WHAT THE EXERCISE ASKS ▸ Retype the records below exactly as they appear.

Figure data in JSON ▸

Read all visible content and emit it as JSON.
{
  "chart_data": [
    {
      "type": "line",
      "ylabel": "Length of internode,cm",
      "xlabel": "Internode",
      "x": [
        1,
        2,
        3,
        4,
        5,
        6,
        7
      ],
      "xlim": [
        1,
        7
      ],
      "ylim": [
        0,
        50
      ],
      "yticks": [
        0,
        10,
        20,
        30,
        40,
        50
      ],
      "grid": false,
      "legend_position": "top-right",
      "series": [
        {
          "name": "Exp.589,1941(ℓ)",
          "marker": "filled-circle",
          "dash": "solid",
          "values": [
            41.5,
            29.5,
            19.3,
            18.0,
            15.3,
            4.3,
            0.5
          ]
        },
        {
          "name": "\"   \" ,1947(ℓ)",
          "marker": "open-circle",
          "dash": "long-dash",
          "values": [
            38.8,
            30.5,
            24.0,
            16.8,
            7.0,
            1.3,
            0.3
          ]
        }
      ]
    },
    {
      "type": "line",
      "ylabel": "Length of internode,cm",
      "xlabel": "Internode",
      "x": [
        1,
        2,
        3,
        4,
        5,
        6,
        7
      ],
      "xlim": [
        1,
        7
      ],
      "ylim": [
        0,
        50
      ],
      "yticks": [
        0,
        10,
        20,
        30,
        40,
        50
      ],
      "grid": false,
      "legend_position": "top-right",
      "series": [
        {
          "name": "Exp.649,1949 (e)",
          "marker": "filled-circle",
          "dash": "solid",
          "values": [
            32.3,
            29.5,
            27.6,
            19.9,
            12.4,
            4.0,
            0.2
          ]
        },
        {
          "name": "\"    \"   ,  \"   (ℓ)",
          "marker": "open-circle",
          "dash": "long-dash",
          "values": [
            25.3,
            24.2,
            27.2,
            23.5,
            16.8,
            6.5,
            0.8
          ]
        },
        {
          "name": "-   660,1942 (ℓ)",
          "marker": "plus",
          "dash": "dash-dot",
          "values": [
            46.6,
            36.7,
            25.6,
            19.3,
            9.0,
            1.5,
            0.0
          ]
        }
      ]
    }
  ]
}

OUTPUT FOR THIS EXERCISE ▸
Read all visible content and emit it as JSON.
{
  "chart_data": [
    {
      "type": "line",
      "ylabel": "Length of internode,cm",
      "xlabel": "Internode",
      "x": [
        1,
        2,
        3,
        4,
        5,
        6,
        7
      ],
      "xlim": [
        1,
        7
      ],
      "ylim": [
        0,
        50
      ],
      "yticks": [
        0,
        10,
        20,
        30,
        40,
        50
      ],
      "grid": false,
      "legend_position": "top-right",
      "series": [
        {
          "name": "Exp.589,1941(ℓ)",
          "marker": "filled-circle",
          "dash": "solid",
          "values": [
            41.5,
            29.5,
            19.3,
            18.0,
            15.3,
            4.3,
            0.5
          ]
        },
        {
          "name": "\"   \" ,1947(ℓ)",
          "marker": "open-circle",
          "dash": "long-dash",
          "values": [
            38.8,
            30.5,
            24.0,
            16.8,
            7.0,
            1.3,
            0.3
          ]
        }
      ]
    },
    {
      "type": "line",
      "ylabel": "Length of internode,cm",
      "xlabel": "Internode",
      "x": [
        1,
        2,
        3,
        4,
        5,
        6,
        7
      ],
      "xlim": [
        1,
        7
      ],
      "ylim": [
        0,
        50
      ],
      "yticks": [
        0,
        10,
        20,
        30,
        40,
        50
      ],
      "grid": false,
      "legend_position": "top-right",
      "series": [
        {
          "name": "Exp.649,1949 (e)",
          "marker": "filled-circle",
          "dash": "solid",
          "values": [
            32.3,
            29.5,
            27.6,
            19.9,
            12.4,
            4.0,
            0.2
          ]
        },
        {
          "name": "\"    \"   ,  \"   (ℓ)",
          "marker": "open-circle",
          "dash": "long-dash",
          "values": [
            25.3,
            24.2,
            27.2,
            23.5,
            16.8,
            6.5,
            0.8
          ]
        },
        {
          "name": "-   660,1942 (ℓ)",
          "marker": "plus",
          "dash": "dash-dot",
          "values": [
            46.6,
            36.7,
            25.6,
            19.3,
            9.0,
            1.5,
            0.0
          ]
        }
      ]
    }
  ]
}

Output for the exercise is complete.